=== Work to complete ===
Records follow. Pull out every line that contains "conceptual".

+++ Material for this task +++

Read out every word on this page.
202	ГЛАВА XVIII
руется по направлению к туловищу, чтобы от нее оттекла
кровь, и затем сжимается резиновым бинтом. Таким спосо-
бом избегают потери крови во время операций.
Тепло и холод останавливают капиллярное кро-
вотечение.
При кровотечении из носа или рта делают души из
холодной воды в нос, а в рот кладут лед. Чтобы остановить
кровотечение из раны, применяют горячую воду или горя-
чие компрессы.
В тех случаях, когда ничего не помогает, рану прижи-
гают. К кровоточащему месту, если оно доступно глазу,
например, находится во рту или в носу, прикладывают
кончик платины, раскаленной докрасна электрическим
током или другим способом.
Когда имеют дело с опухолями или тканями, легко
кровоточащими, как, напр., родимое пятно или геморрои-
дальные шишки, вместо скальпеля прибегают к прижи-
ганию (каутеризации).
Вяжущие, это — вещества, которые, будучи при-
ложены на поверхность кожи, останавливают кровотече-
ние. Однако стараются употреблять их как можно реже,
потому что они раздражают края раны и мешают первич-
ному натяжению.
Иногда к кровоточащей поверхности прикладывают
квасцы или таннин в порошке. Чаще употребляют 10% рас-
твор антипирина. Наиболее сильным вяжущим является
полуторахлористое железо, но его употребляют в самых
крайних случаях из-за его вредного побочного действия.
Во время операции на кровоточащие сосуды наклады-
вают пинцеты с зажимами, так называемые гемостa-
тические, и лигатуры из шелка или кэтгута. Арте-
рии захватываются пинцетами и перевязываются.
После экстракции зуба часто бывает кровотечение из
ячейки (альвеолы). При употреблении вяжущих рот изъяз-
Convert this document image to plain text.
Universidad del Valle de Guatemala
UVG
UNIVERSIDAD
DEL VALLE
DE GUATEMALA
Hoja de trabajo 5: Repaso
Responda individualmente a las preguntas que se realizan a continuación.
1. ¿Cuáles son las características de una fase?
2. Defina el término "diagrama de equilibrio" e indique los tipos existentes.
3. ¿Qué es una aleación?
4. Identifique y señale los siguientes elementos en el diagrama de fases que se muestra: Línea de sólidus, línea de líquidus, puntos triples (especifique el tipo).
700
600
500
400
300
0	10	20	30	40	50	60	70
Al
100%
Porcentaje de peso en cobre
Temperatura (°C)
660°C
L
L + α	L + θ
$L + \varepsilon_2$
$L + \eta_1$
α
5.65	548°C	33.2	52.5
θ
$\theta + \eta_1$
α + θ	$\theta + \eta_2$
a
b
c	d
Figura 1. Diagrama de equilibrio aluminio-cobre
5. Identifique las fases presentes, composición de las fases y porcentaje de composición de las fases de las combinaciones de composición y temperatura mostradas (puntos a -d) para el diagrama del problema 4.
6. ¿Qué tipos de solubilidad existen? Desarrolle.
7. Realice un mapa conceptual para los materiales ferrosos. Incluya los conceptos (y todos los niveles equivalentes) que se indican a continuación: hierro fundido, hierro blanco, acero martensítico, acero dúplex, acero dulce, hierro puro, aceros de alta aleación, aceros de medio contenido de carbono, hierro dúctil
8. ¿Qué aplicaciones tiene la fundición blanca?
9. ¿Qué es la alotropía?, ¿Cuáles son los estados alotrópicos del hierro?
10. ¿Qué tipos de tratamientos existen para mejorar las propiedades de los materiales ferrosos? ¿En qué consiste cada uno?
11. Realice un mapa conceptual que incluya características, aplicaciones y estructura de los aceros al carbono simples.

+++

=== Solution for this problem ===
7. Realice un mapa conceptual para los materiales ferrosos. Incluya los conceptos (y todos los niveles equivalentes) que se indican a continuación: hierro fundido, hierro blanco, acero martensítico, acero dúplex, acero dulce, hierro puro, aceros de alta aleación, aceros de medio contenido de carbono, hierro dúctil
11. Realice un mapa conceptual que incluya características, aplicaciones y estructura de los aceros al carbono simples.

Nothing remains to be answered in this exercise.